## Provided text
--- BEGIN ---

Saturday, October 13, 2007

Let's clarify a few things.

1. This is important, scandalous, etc., and deserves much more attention from media, pundits, crusaders, etc.

Bush veto of SCHIP bill.



Yes, the original CHIP program got expanded, and the bill/budget was deliberately timed to create a showdown.

So, by Bush "not blinking", lots of Republican candidates are going to have to further distance themselves from their own party and its leader, who chose the wrong hill to die on. (Add your own cowboy movie metaphor here.)

I'm expecting wall-to-wall attack ads with sick kids next year, during primary season and the general election.

Decent article in Slate.

2. This is just silly.

Separating God and state.

From the Cleveland Plain Dealer:

Pelosi defends refusal to put "God" on flag certificates

Posted by Sabrina Eaton October 09, 2007 16:28PM

House Speaker Nancy Pelosi today defended the Architect of the Capitol's refusal to permit use of the word "God" on official certificates enclosed with flags flown over the U.S. Capitol.

--- END ---

## Entries supplied

--- BEGIN ---

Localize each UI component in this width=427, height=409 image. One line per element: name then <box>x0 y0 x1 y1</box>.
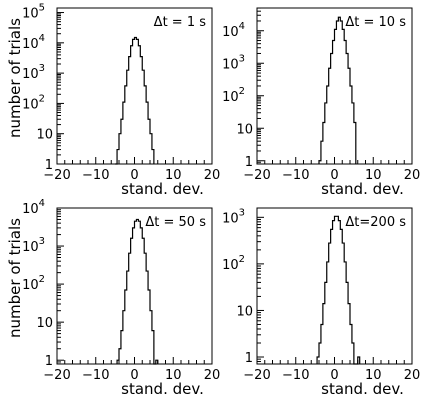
x-axis-title: stand. dev. <box>121 380 204 398</box>
histogram-bin <box>140 57 142 164</box>
y-tick-label: 1 <box>45 158 53 173</box>
x-axis-title: stand. dev. <box>321 180 404 198</box>
histogram-bin <box>138 46 140 164</box>
histogram-bin <box>335 216 337 364</box>
y-tick-label: 10 <box>236 304 253 319</box>
x-tick-label: 0 <box>330 168 338 183</box>
histogram-bin <box>133 39 135 164</box>
y-tick-label: 102 <box>22 93 45 112</box>
y-tick-label: 103 <box>222 53 245 72</box>
histogram-bin <box>344 41 346 164</box>
histogram-bin <box>331 53 333 164</box>
histogram-outline <box>115 36 155 165</box>
y-tick-label: 103 <box>22 236 45 255</box>
y-axis-title: number of trials <box>6 218 24 338</box>
histogram-bin <box>335 29 337 164</box>
histogram-outline <box>316 215 361 365</box>
y-tick-label: 102 <box>22 274 45 293</box>
x-tick-label: −20 <box>243 168 270 183</box>
panel-1: −20 −10 0 10 20 1 10 102 103 104 105 Δt = 1 s stand.… <box>6 3 220 198</box>
x-tick-label: −10 <box>282 168 309 183</box>
delta-t-annotation: Δt = 10 s <box>345 15 406 30</box>
x-tick-label: 10 <box>165 168 182 183</box>
histogram-bin <box>346 53 348 164</box>
x-tick-label: 20 <box>404 168 421 183</box>
x-tick-label: −20 <box>43 168 70 183</box>
histogram-bin <box>140 228 142 364</box>
histogram-bin <box>340 21 342 164</box>
histogram-bin <box>131 238 133 364</box>
x-tick-label: 10 <box>365 368 382 383</box>
y-tick-label: 103 <box>222 207 245 226</box>
panel-4: −20 −10 0 10 20 1 10 102 103 Δt=200 s stand. dev. <box>222 207 420 398</box>
y-tick-label: 102 <box>222 254 245 273</box>
histogram-bin <box>338 17 340 164</box>
plot-frame <box>256 207 413 365</box>
y-tick-label: 102 <box>222 86 245 105</box>
histogram-bin <box>336 21 338 164</box>
x-axis-title: stand. dev. <box>321 380 404 398</box>
y-axis-title: number of trials <box>6 18 24 138</box>
histogram-bin <box>333 221 335 364</box>
x-tick-label: 20 <box>204 368 221 383</box>
histogram-bin <box>135 38 137 164</box>
y-tick-label: 103 <box>22 63 45 82</box>
y-tick-label: 1 <box>245 155 253 170</box>
histogram-bin <box>333 41 335 164</box>
histogram-bin <box>136 39 138 164</box>
x-axis-title: stand. dev. <box>121 180 204 198</box>
x-tick-label: 0 <box>330 368 338 383</box>
x-tick-label: −20 <box>243 368 270 383</box>
x-tick-label: −10 <box>82 168 109 183</box>
histogram-bin <box>342 29 344 164</box>
histogram-bin <box>138 221 140 364</box>
x-tick-label: −10 <box>282 368 309 383</box>
plot-frame <box>56 7 213 165</box>
y-tick-label: 1 <box>45 354 53 369</box>
histogram-bin <box>142 238 144 364</box>
panel-2: −20 −10 0 10 20 1 10 102 103 104 Δt = 10 s stand. d… <box>222 7 421 198</box>
y-tick-label: 104 <box>22 33 45 52</box>
histogram-bin <box>340 229 342 364</box>
x-tick-label: −20 <box>43 368 70 383</box>
x-tick-label: 0 <box>130 368 138 383</box>
histogram-bin <box>336 216 338 364</box>
x-tick-label: 10 <box>165 368 182 383</box>
x-tick-label: 0 <box>130 168 138 183</box>
y-tick-label: 1 <box>245 351 253 366</box>
histogram-outline <box>116 218 159 365</box>
histogram-bin <box>133 228 135 364</box>
histogram-bin <box>135 221 137 364</box>
delta-t-annotation: Δt = 1 s <box>154 15 207 30</box>
x-tick-label: 20 <box>404 368 421 383</box>
delta-t-annotation: Δt=200 s <box>345 215 406 230</box>
histogram-bin <box>136 219 138 364</box>
delta-t-annotation: Δt = 50 s <box>145 215 206 230</box>
histogram-outline <box>318 16 357 164</box>
histogram-bin <box>131 46 133 164</box>
histogram-bin <box>338 221 340 364</box>
y-tick-label: 10 <box>36 128 53 143</box>
y-tick-label: 10 <box>36 316 53 331</box>
y-tick-label: 104 <box>22 198 45 217</box>
x-tick-label: −10 <box>82 368 109 383</box>
y-tick-label: 105 <box>22 3 45 22</box>
y-tick-label: 104 <box>222 21 245 40</box>
histogram-bin <box>129 57 131 164</box>
panel-3: −20 −10 0 10 20 1 10 102 103 104 Δt = 50 s stand. d… <box>6 198 220 398</box>
y-tick-label: 10 <box>236 122 253 137</box>
histogram-bin <box>331 229 333 364</box>
plot-frame <box>56 207 213 365</box>
x-tick-label: 20 <box>204 168 221 183</box>
x-tick-label: 10 <box>365 168 382 183</box>
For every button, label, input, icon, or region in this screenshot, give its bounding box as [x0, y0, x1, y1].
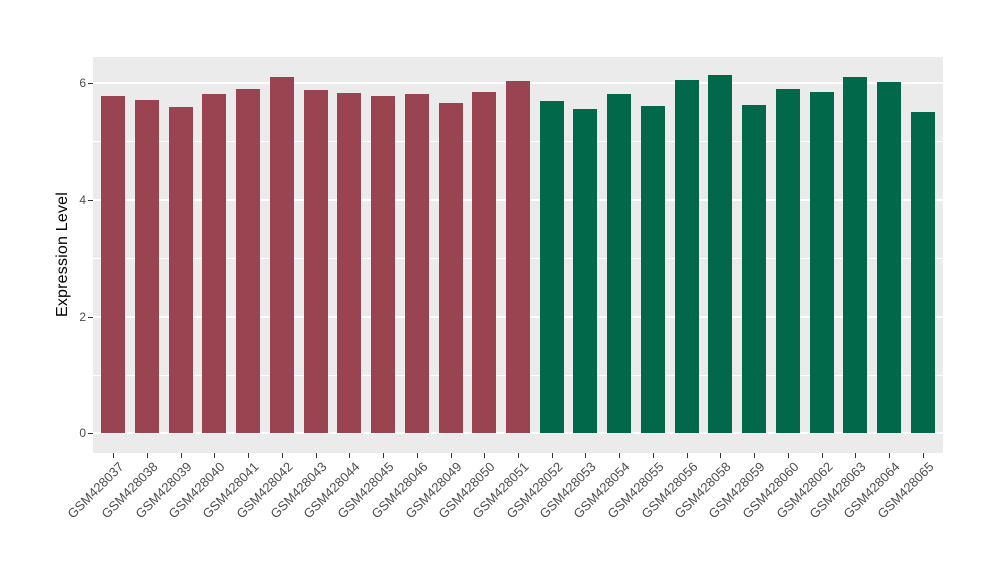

--- END ---

## Challenges
1. According to the post about the SCHIP veto, which newspaper published the item about Pelosi and the flag certificates?
2. Carry on the post about the SCHIP veto, picking up right after its final sentence.

## Task-by-task results
1. The Cleveland Plain Dealer.

2.
Dayton-area GOP Rep. Michael Turner and more than 100 of his Republican colleagues sent a letter to Pelosi last week after an Eagle Scout in his district asked that a flag flown over the U.S. Capitol be sent to his grandfather with a certificate inscribed with the message: "In honor of my grandfather Marcel Larochelle, and his dedication and love of God, country, and family."

The boy and his father contacted Turner's office after noticing the word "God" was left off the certificate included with the flag. Outraged upon learning that the acting Architect of the Capitol, Stephen T. Ayers, won't allow religious expressions on flag certificates, Turner sent a protest letter to Pelosi.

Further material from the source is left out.